Repeat the full listing, word for word.

## begin

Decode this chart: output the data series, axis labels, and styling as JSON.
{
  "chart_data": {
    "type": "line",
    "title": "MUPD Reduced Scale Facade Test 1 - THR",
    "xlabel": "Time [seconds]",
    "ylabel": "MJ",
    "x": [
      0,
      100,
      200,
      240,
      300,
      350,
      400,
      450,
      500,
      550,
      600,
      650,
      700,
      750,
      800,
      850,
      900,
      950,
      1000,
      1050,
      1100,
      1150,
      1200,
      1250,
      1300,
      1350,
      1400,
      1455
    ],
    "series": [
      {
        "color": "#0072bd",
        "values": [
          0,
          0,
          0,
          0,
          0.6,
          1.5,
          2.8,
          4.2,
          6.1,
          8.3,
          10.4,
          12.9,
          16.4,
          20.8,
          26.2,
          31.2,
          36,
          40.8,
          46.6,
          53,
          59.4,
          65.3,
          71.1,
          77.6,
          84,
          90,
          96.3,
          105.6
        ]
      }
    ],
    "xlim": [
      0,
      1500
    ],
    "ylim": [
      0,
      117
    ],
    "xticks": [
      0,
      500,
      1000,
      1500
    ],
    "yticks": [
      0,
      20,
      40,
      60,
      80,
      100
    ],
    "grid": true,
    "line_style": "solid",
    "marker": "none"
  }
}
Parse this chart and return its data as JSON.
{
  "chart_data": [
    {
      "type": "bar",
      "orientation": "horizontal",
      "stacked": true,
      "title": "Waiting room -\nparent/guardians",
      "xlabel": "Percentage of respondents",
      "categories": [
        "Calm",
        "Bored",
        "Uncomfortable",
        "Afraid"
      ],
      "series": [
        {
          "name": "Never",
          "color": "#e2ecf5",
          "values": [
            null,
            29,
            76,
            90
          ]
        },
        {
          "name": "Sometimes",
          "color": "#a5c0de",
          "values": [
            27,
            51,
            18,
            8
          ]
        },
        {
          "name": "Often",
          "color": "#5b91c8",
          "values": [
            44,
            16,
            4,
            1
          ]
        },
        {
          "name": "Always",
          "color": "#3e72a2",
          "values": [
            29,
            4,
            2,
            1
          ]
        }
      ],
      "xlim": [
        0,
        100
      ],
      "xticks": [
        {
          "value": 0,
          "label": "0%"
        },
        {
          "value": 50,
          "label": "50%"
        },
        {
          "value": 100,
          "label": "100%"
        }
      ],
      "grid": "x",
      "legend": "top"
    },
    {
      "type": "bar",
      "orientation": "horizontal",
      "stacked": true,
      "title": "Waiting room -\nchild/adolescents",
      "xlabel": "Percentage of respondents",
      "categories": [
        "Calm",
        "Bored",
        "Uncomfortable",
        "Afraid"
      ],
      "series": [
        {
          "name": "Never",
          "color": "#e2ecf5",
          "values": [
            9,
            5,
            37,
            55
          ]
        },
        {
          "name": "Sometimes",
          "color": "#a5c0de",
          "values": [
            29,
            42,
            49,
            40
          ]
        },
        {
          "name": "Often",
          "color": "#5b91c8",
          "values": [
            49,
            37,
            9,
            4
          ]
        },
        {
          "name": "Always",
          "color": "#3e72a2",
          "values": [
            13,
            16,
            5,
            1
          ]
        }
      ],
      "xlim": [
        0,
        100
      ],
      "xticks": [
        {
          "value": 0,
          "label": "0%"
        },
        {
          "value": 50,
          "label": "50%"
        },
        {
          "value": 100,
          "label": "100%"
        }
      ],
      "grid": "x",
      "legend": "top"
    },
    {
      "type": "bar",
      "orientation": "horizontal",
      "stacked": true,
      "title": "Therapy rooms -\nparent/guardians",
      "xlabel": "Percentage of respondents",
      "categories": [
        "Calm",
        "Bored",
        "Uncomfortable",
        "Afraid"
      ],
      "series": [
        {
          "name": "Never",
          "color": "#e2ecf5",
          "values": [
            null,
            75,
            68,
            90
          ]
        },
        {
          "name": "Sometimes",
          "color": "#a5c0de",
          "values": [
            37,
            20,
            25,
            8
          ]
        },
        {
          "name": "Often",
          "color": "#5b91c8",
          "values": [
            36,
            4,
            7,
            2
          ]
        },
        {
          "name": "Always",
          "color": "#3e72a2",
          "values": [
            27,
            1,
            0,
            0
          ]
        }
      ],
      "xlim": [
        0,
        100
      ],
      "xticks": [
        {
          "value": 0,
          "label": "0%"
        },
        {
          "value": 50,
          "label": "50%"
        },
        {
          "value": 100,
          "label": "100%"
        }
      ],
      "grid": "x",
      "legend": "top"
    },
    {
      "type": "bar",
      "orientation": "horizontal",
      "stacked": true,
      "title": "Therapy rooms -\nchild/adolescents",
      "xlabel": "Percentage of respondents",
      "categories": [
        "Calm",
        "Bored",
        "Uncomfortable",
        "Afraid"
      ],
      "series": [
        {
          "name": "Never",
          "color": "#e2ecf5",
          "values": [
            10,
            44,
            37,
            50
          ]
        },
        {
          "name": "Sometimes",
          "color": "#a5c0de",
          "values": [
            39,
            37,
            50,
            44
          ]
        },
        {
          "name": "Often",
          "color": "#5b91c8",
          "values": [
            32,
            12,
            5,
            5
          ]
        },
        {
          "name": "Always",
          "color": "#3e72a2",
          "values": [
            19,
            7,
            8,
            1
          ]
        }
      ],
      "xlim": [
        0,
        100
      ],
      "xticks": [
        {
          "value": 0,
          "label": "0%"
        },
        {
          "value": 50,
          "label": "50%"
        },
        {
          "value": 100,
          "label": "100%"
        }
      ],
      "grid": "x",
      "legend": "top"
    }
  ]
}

## end

▶ SOLUTION TO THE EXERCISE
Decode this chart: output the data series, axis labels, and styling as JSON.
{
  "chart_data": {
    "type": "line",
    "title": "MUPD Reduced Scale Facade Test 1 - THR",
    "xlabel": "Time [seconds]",
    "ylabel": "MJ",
    "x": [
      0,
      100,
      200,
      240,
      300,
      350,
      400,
      450,
      500,
      550,
      600,
      650,
      700,
      750,
      800,
      850,
      900,
      950,
      1000,
      1050,
      1100,
      1150,
      1200,
      1250,
      1300,
      1350,
      1400,
      1455
    ],
    "series": [
      {
        "color": "#0072bd",
        "values": [
          0,
          0,
          0,
          0,
          0.6,
          1.5,
          2.8,
          4.2,
          6.1,
          8.3,
          10.4,
          12.9,
          16.4,
          20.8,
          26.2,
          31.2,
          36,
          40.8,
          46.6,
          53,
          59.4,
          65.3,
          71.1,
          77.6,
          84,
          90,
          96.3,
          105.6
        ]
      }
    ],
    "xlim": [
      0,
      1500
    ],
    "ylim": [
      0,
      117
    ],
    "xticks": [
      0,
      500,
      1000,
      1500
    ],
    "yticks": [
      0,
      20,
      40,
      60,
      80,
      100
    ],
    "grid": true,
    "line_style": "solid",
    "marker": "none"
  }
}
Parse this chart and return its data as JSON.
{
  "chart_data": [
    {
      "type": "bar",
      "orientation": "horizontal",
      "stacked": true,
      "title": "Waiting room -\nparent/guardians",
      "xlabel": "Percentage of respondents",
      "categories": [
        "Calm",
        "Bored",
        "Uncomfortable",
        "Afraid"
      ],
      "series": [
        {
          "name": "Never",
          "color": "#e2ecf5",
          "values": [
            null,
            29,
            76,
            90
          ]
        },
        {
          "name": "Sometimes",
          "color": "#a5c0de",
          "values": [
            27,
            51,
            18,
            8
          ]
        },
        {
          "name": "Often",
          "color": "#5b91c8",
          "values": [
            44,
            16,
            4,
            1
          ]
        },
        {
          "name": "Always",
          "color": "#3e72a2",
          "values": [
            29,
            4,
            2,
            1
          ]
        }
      ],
      "xlim": [
        0,
        100
      ],
      "xticks": [
        {
          "value": 0,
          "label": "0%"
        },
        {
          "value": 50,
          "label": "50%"
        },
        {
          "value": 100,
          "label": "100%"
        }
      ],
      "grid": "x",
      "legend": "top"
    },
    {
      "type": "bar",
      "orientation": "horizontal",
      "stacked": true,
      "title": "Waiting room -\nchild/adolescents",
      "xlabel": "Percentage of respondents",
      "categories": [
        "Calm",
        "Bored",
        "Uncomfortable",
        "Afraid"
      ],
      "series": [
        {
          "name": "Never",
          "color": "#e2ecf5",
          "values": [
            9,
            5,
            37,
            55
          ]
        },
        {
          "name": "Sometimes",
          "color": "#a5c0de",
          "values": [
            29,
            42,
            49,
            40
          ]
        },
        {
          "name": "Often",
          "color": "#5b91c8",
          "values": [
            49,
            37,
            9,
            4
          ]
        },
        {
          "name": "Always",
          "color": "#3e72a2",
          "values": [
            13,
            16,
            5,
            1
          ]
        }
      ],
      "xlim": [
        0,
        100
      ],
      "xticks": [
        {
          "value": 0,
          "label": "0%"
        },
        {
          "value": 50,
          "label": "50%"
        },
        {
          "value": 100,
          "label": "100%"
        }
      ],
      "grid": "x",
      "legend": "top"
    },
    {
      "type": "bar",
      "orientation": "horizontal",
      "stacked": true,
      "title": "Therapy rooms -\nparent/guardians",
      "xlabel": "Percentage of respondents",
      "categories": [
        "Calm",
        "Bored",
        "Uncomfortable",
        "Afraid"
      ],
      "series": [
        {
          "name": "Never",
          "color": "#e2ecf5",
          "values": [
            null,
            75,
            68,
            90
          ]
        },
        {
          "name": "Sometimes",
          "color": "#a5c0de",
          "values": [
            37,
            20,
            25,
            8
          ]
        },
        {
          "name": "Often",
          "color": "#5b91c8",
          "values": [
            36,
            4,
            7,
            2
          ]
        },
        {
          "name": "Always",
          "color": "#3e72a2",
          "values": [
            27,
            1,
            0,
            0
          ]
        }
      ],
      "xlim": [
        0,
        100
      ],
      "xticks": [
        {
          "value": 0,
          "label": "0%"
        },
        {
          "value": 50,
          "label": "50%"
        },
        {
          "value": 100,
          "label": "100%"
        }
      ],
      "grid": "x",
      "legend": "top"
    },
    {
      "type": "bar",
      "orientation": "horizontal",
      "stacked": true,
      "title": "Therapy rooms -\nchild/adolescents",
      "xlabel": "Percentage of respondents",
      "categories": [
        "Calm",
        "Bored",
        "Uncomfortable",
        "Afraid"
      ],
      "series": [
        {
          "name": "Never",
          "color": "#e2ecf5",
          "values": [
            10,
            44,
            37,
            50
          ]
        },
        {
          "name": "Sometimes",
          "color": "#a5c0de",
          "values": [
            39,
            37,
            50,
            44
          ]
        },
        {
          "name": "Often",
          "color": "#5b91c8",
          "values": [
            32,
            12,
            5,
            5
          ]
        },
        {
          "name": "Always",
          "color": "#3e72a2",
          "values": [
            19,
            7,
            8,
            1
          ]
        }
      ],
      "xlim": [
        0,
        100
      ],
      "xticks": [
        {
          "value": 0,
          "label": "0%"
        },
        {
          "value": 50,
          "label": "50%"
        },
        {
          "value": 100,
          "label": "100%"
        }
      ],
      "grid": "x",
      "legend": "top"
    }
  ]
}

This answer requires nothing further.